• SHORT TASK
Locate each line below that includes "name" and reproduce it.

(Figure record listings)
★ ★ ★
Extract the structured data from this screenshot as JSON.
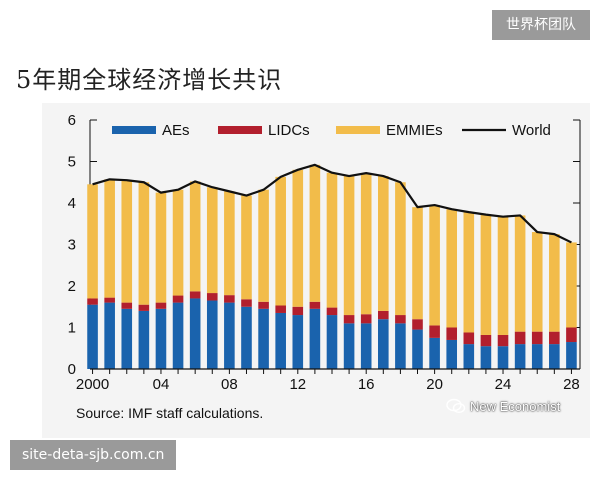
{
  "watermark": {
    "top_right": "世界杯团队",
    "bottom_left": "site-deta-sjb.com.cn"
  },
  "page_title": "5年期全球经济增长共识",
  "source_note": "Source: IMF staff calculations.",
  "wechat_account": "New Economist",
  "colors": {
    "AEs": "#1a63ad",
    "LIDCs": "#b21f2d",
    "EMMIEs": "#f2bc4a",
    "World": "#111111",
    "panel": "#f4f4f4"
  },
  "chart_data": {
    "type": "bar",
    "stacked": true,
    "x": [
      2000,
      2001,
      2002,
      2003,
      2004,
      2005,
      2006,
      2007,
      2008,
      2009,
      2010,
      2011,
      2012,
      2013,
      2014,
      2015,
      2016,
      2017,
      2018,
      2019,
      2020,
      2021,
      2022,
      2023,
      2024,
      2025,
      2026,
      2027,
      2028
    ],
    "x_tick_labels": [
      {
        "x": 2000,
        "label": "2000"
      },
      {
        "x": 2004,
        "label": "04"
      },
      {
        "x": 2008,
        "label": "08"
      },
      {
        "x": 2012,
        "label": "12"
      },
      {
        "x": 2016,
        "label": "16"
      },
      {
        "x": 2020,
        "label": "20"
      },
      {
        "x": 2024,
        "label": "24"
      },
      {
        "x": 2028,
        "label": "28"
      }
    ],
    "ylim": [
      0,
      6
    ],
    "y_ticks": [
      0,
      1,
      2,
      3,
      4,
      5,
      6
    ],
    "legend_position": "top",
    "series": [
      {
        "name": "AEs",
        "values": [
          1.55,
          1.6,
          1.45,
          1.4,
          1.45,
          1.6,
          1.7,
          1.65,
          1.6,
          1.5,
          1.45,
          1.35,
          1.3,
          1.45,
          1.3,
          1.1,
          1.1,
          1.2,
          1.1,
          0.95,
          0.75,
          0.7,
          0.6,
          0.55,
          0.55,
          0.6,
          0.6,
          0.6,
          0.65
        ]
      },
      {
        "name": "LIDCs",
        "values": [
          0.15,
          0.12,
          0.15,
          0.15,
          0.15,
          0.17,
          0.17,
          0.18,
          0.18,
          0.18,
          0.17,
          0.18,
          0.2,
          0.17,
          0.18,
          0.2,
          0.22,
          0.2,
          0.2,
          0.25,
          0.3,
          0.3,
          0.28,
          0.27,
          0.27,
          0.3,
          0.3,
          0.3,
          0.35
        ]
      },
      {
        "name": "EMMIEs",
        "values": [
          2.75,
          2.85,
          2.95,
          2.95,
          2.65,
          2.55,
          2.65,
          2.55,
          2.5,
          2.5,
          2.7,
          3.1,
          3.3,
          3.3,
          3.25,
          3.35,
          3.4,
          3.25,
          3.2,
          2.7,
          2.9,
          2.85,
          2.9,
          2.9,
          2.85,
          2.8,
          2.4,
          2.35,
          2.05
        ]
      }
    ],
    "line": {
      "name": "World",
      "values": [
        4.45,
        4.57,
        4.55,
        4.5,
        4.25,
        4.32,
        4.52,
        4.38,
        4.28,
        4.18,
        4.32,
        4.63,
        4.8,
        4.92,
        4.73,
        4.65,
        4.72,
        4.65,
        4.5,
        3.9,
        3.95,
        3.85,
        3.78,
        3.72,
        3.67,
        3.7,
        3.3,
        3.25,
        3.05
      ]
    }
  }
}
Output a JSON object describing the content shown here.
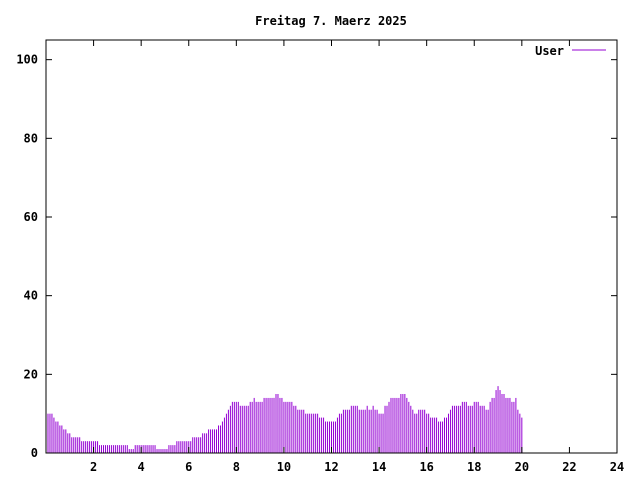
{
  "chart_data": {
    "type": "bar",
    "title": "Freitag 7. Maerz 2025",
    "xlabel": "",
    "ylabel": "",
    "xlim": [
      0,
      24
    ],
    "ylim": [
      0,
      105
    ],
    "xticks": [
      2,
      4,
      6,
      8,
      10,
      12,
      14,
      16,
      18,
      20,
      22,
      24
    ],
    "yticks": [
      0,
      20,
      40,
      60,
      80,
      100
    ],
    "grid": false,
    "legend_position": "top-right",
    "series": [
      {
        "name": "User",
        "color": "#9400d3",
        "interval_minutes": 5,
        "values": [
          11,
          10,
          10,
          10,
          9,
          8,
          8,
          7,
          7,
          6,
          6,
          5,
          5,
          4,
          4,
          4,
          4,
          4,
          3,
          3,
          3,
          3,
          3,
          3,
          3,
          3,
          3,
          2,
          2,
          2,
          2,
          2,
          2,
          2,
          2,
          2,
          2,
          2,
          2,
          2,
          2,
          2,
          1,
          1,
          1,
          2,
          2,
          2,
          2,
          2,
          2,
          2,
          2,
          2,
          2,
          2,
          1,
          1,
          1,
          1,
          1,
          1,
          2,
          2,
          2,
          2,
          3,
          3,
          3,
          3,
          3,
          3,
          3,
          3,
          4,
          4,
          4,
          4,
          4,
          5,
          5,
          5,
          6,
          6,
          6,
          6,
          6,
          7,
          7,
          8,
          9,
          10,
          11,
          12,
          13,
          13,
          13,
          13,
          12,
          12,
          12,
          12,
          12,
          13,
          13,
          14,
          13,
          13,
          13,
          13,
          14,
          14,
          14,
          14,
          14,
          14,
          15,
          15,
          14,
          14,
          13,
          13,
          13,
          13,
          13,
          12,
          12,
          11,
          11,
          11,
          11,
          10,
          10,
          10,
          10,
          10,
          10,
          10,
          9,
          9,
          9,
          8,
          8,
          8,
          8,
          8,
          8,
          9,
          10,
          10,
          11,
          11,
          11,
          11,
          12,
          12,
          12,
          12,
          11,
          11,
          11,
          11,
          12,
          11,
          11,
          12,
          11,
          11,
          10,
          10,
          10,
          12,
          12,
          13,
          14,
          14,
          14,
          14,
          14,
          15,
          15,
          15,
          14,
          13,
          12,
          11,
          10,
          10,
          11,
          11,
          11,
          11,
          10,
          10,
          9,
          9,
          9,
          9,
          8,
          8,
          8,
          9,
          9,
          10,
          11,
          12,
          12,
          12,
          12,
          12,
          13,
          13,
          13,
          12,
          12,
          12,
          13,
          13,
          13,
          12,
          12,
          12,
          11,
          11,
          13,
          14,
          14,
          16,
          17,
          16,
          15,
          15,
          14,
          14,
          14,
          13,
          13,
          14,
          11,
          10,
          9
        ]
      }
    ]
  }
}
★ ★ ★
• EXERCISE RESPONSE
        "name": "AEs",
        "name": "LIDCs",
        "name": "EMMIEs",
      "name": "World",
        "name": "User",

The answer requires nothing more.